— Task instructions —
In the copy, keep every record exact and leave out all images.

— Dataset rows —
-- BEGIN --
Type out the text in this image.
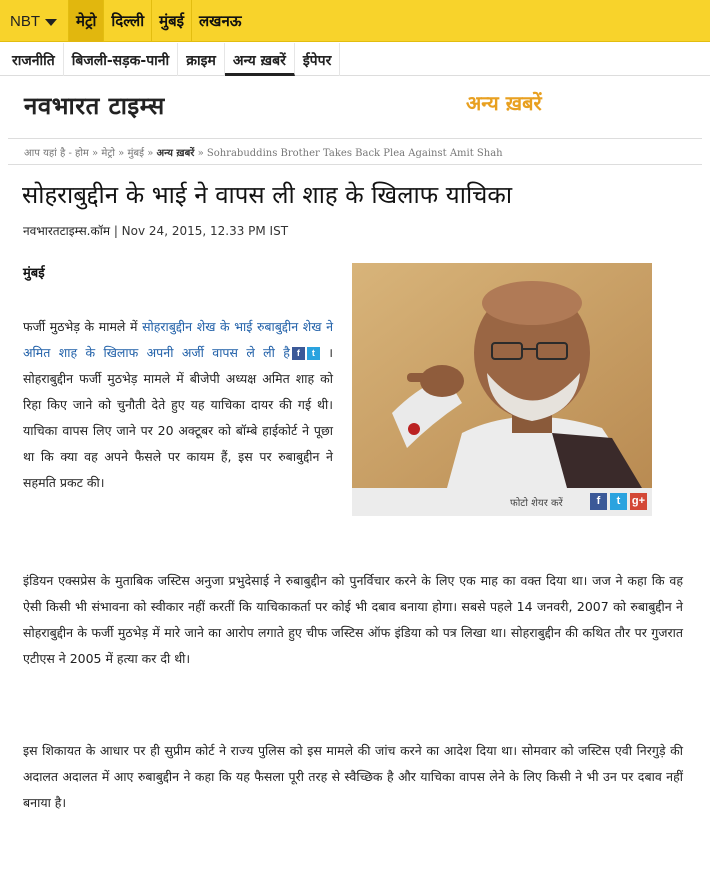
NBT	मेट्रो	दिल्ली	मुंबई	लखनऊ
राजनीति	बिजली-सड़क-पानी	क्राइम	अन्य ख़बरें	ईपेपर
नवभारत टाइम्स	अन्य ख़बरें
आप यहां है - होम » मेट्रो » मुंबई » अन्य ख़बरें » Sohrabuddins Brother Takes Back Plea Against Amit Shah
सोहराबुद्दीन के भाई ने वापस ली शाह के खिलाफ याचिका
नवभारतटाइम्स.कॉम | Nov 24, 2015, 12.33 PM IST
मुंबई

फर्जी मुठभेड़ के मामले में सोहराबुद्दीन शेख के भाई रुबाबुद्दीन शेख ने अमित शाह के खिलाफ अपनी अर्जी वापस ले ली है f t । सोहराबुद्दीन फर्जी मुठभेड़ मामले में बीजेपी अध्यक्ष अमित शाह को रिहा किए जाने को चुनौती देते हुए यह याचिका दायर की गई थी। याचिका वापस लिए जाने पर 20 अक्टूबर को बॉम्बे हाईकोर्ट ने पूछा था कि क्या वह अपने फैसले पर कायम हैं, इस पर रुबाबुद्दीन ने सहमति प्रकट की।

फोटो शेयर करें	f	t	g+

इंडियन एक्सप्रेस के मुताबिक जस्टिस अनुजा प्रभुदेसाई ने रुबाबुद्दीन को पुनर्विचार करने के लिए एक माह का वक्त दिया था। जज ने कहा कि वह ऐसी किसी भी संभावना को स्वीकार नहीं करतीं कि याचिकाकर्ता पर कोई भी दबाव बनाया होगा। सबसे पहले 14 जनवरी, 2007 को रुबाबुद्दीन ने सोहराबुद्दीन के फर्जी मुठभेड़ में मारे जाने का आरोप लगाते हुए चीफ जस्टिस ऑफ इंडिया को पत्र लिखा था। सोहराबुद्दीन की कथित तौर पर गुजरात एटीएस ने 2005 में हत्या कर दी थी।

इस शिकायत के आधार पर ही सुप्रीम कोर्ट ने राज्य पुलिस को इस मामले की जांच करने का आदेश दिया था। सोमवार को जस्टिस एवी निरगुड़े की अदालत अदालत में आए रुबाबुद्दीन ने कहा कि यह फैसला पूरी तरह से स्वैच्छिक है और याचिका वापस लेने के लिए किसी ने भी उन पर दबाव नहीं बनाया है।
-- END --
— In response —
Type out the text in this image.
NBT	मेट्रो	दिल्ली	मुंबई	लखनऊ
राजनीति	बिजली-सड़क-पानी	क्राइम	अन्य ख़बरें	ईपेपर
नवभारत टाइम्स	अन्य ख़बरें
आप यहां है - होम » मेट्रो » मुंबई » अन्य ख़बरें » Sohrabuddins Brother Takes Back Plea Against Amit Shah
सोहराबुद्दीन के भाई ने वापस ली शाह के खिलाफ याचिका
नवभारतटाइम्स.कॉम | Nov 24, 2015, 12.33 PM IST
मुंबई

फर्जी मुठभेड़ के मामले में सोहराबुद्दीन शेख के भाई रुबाबुद्दीन शेख ने अमित शाह के खिलाफ अपनी अर्जी वापस ले ली है f t । सोहराबुद्दीन फर्जी मुठभेड़ मामले में बीजेपी अध्यक्ष अमित शाह को रिहा किए जाने को चुनौती देते हुए यह याचिका दायर की गई थी। याचिका वापस लिए जाने पर 20 अक्टूबर को बॉम्बे हाईकोर्ट ने पूछा था कि क्या वह अपने फैसले पर कायम हैं, इस पर रुबाबुद्दीन ने सहमति प्रकट की।

फोटो शेयर करें	f	t	g+

इंडियन एक्सप्रेस के मुताबिक जस्टिस अनुजा प्रभुदेसाई ने रुबाबुद्दीन को पुनर्विचार करने के लिए एक माह का वक्त दिया था। जज ने कहा कि वह ऐसी किसी भी संभावना को स्वीकार नहीं करतीं कि याचिकाकर्ता पर कोई भी दबाव बनाया होगा। सबसे पहले 14 जनवरी, 2007 को रुबाबुद्दीन ने सोहराबुद्दीन के फर्जी मुठभेड़ में मारे जाने का आरोप लगाते हुए चीफ जस्टिस ऑफ इंडिया को पत्र लिखा था। सोहराबुद्दीन की कथित तौर पर गुजरात एटीएस ने 2005 में हत्या कर दी थी।

इस शिकायत के आधार पर ही सुप्रीम कोर्ट ने राज्य पुलिस को इस मामले की जांच करने का आदेश दिया था। सोमवार को जस्टिस एवी निरगुड़े की अदालत अदालत में आए रुबाबुद्दीन ने कहा कि यह फैसला पूरी तरह से स्वैच्छिक है और याचिका वापस लेने के लिए किसी ने भी उन पर दबाव नहीं बनाया है।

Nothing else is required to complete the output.